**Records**

━━━━━━━━━━━━━━━━━━━━

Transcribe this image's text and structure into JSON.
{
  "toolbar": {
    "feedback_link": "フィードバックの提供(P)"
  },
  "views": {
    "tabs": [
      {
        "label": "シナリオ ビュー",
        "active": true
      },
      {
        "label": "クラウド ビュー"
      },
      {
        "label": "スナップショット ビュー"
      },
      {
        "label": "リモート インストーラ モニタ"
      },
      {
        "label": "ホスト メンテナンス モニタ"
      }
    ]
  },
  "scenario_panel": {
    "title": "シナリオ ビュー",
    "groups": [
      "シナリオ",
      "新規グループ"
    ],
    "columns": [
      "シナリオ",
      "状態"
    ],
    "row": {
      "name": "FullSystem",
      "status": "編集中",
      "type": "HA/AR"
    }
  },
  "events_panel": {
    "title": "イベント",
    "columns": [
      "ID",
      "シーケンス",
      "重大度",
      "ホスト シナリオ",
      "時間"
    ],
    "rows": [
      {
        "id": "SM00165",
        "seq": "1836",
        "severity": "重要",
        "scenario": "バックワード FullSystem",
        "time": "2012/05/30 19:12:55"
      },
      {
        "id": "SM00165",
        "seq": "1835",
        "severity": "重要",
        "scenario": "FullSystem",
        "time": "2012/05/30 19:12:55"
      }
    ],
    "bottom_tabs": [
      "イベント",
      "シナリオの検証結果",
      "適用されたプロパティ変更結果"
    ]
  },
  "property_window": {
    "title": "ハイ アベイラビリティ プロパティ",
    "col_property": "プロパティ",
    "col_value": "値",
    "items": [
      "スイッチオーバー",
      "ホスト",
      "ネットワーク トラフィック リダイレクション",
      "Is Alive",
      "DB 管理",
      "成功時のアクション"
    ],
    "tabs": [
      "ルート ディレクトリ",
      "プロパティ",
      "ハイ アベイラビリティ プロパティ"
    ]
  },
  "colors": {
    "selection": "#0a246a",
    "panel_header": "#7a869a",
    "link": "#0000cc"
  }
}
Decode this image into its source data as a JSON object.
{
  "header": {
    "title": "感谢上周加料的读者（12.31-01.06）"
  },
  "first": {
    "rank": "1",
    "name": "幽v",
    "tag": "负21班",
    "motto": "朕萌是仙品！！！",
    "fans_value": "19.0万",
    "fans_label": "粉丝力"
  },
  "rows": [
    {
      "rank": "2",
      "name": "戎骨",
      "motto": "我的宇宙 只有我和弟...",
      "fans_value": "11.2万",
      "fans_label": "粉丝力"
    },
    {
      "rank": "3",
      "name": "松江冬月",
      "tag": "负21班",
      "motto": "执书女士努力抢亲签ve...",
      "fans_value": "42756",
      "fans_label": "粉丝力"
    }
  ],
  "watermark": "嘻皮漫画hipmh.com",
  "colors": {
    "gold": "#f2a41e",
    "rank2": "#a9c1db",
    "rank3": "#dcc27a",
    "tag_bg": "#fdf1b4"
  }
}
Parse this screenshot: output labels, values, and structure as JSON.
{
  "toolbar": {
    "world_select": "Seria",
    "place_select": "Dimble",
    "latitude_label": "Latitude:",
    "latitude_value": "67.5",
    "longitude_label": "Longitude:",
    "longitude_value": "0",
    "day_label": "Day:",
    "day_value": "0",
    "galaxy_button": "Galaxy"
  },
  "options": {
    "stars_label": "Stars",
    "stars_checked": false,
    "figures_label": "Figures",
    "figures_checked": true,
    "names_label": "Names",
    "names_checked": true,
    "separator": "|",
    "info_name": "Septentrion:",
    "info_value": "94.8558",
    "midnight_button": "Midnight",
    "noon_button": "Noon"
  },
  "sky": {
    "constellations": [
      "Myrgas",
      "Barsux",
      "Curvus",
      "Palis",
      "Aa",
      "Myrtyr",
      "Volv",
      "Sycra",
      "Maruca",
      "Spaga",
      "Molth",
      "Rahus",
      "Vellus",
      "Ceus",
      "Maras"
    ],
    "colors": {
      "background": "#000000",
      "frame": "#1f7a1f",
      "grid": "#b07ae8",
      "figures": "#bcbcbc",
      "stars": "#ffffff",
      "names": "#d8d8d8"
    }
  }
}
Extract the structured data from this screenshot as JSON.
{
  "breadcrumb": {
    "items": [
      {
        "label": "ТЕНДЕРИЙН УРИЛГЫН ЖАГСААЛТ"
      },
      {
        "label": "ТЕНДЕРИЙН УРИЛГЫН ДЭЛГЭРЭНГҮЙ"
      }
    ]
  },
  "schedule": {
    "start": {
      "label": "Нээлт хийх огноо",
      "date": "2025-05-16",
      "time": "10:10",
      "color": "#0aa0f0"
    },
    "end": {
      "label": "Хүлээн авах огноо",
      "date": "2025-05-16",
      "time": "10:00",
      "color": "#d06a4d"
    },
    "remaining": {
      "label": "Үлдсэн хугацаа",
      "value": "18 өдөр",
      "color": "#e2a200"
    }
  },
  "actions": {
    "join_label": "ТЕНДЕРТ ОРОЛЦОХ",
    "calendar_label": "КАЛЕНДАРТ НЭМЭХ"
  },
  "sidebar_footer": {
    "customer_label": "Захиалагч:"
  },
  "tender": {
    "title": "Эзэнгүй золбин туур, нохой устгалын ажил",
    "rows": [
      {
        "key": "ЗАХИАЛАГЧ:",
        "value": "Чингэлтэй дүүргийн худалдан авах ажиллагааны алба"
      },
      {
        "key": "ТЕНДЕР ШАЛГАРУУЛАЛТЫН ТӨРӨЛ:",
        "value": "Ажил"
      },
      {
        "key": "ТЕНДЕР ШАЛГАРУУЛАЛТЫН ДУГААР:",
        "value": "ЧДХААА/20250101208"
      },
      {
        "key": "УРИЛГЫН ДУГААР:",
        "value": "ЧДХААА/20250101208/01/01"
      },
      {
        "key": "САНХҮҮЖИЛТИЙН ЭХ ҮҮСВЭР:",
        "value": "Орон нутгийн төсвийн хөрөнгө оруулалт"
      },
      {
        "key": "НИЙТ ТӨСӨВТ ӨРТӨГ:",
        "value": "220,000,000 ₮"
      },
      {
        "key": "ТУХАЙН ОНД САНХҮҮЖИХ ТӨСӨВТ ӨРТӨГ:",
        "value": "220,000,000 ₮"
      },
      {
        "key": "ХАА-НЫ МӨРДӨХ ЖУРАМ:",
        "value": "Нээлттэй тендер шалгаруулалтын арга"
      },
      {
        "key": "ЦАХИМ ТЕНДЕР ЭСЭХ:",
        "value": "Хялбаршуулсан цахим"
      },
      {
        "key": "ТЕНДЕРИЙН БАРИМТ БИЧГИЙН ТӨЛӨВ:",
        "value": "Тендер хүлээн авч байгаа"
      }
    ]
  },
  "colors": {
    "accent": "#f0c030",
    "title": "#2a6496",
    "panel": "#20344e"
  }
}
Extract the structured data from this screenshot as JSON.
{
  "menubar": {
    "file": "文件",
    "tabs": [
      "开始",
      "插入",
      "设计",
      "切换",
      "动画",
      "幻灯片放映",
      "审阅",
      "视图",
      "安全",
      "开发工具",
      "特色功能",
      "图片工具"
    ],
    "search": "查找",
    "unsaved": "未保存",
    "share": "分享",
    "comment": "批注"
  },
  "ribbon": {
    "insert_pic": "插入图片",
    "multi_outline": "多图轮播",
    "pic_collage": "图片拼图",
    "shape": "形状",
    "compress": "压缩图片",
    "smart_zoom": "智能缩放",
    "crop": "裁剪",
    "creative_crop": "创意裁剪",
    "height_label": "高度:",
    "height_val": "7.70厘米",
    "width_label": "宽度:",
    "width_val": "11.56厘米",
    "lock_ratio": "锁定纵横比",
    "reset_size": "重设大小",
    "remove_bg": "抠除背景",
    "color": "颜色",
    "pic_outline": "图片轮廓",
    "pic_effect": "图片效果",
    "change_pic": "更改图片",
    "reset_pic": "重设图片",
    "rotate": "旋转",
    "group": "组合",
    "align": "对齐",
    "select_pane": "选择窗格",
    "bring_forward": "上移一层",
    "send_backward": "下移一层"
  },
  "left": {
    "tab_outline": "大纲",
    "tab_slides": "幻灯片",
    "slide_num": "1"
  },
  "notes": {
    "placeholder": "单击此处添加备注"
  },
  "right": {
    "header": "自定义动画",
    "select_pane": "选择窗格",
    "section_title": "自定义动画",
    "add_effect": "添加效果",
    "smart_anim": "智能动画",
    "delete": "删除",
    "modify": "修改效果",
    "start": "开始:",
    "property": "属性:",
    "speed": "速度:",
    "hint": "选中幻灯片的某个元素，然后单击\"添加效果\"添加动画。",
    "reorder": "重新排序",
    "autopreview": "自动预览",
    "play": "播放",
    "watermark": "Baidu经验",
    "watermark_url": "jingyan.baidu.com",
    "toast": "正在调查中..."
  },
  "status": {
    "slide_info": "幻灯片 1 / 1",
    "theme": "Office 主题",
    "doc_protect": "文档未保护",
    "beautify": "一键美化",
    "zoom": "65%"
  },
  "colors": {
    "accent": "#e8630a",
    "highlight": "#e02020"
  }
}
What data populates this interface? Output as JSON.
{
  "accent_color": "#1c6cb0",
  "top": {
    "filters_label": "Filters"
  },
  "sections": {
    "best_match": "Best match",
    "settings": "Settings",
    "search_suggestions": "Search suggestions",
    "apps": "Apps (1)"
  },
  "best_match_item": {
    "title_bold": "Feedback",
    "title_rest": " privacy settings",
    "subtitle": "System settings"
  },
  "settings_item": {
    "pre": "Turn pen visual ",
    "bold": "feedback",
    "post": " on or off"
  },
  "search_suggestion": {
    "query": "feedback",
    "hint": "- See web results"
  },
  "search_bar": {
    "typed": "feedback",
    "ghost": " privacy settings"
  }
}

━━━━━━━━━━━━━━━━━━━━

Show every line from the entries above in which "ЧДХААА" appears.

**COMPLETE RESPONSE**
        "value": "ЧДХААА/20250101208"
        "value": "ЧДХААА/20250101208/01/01"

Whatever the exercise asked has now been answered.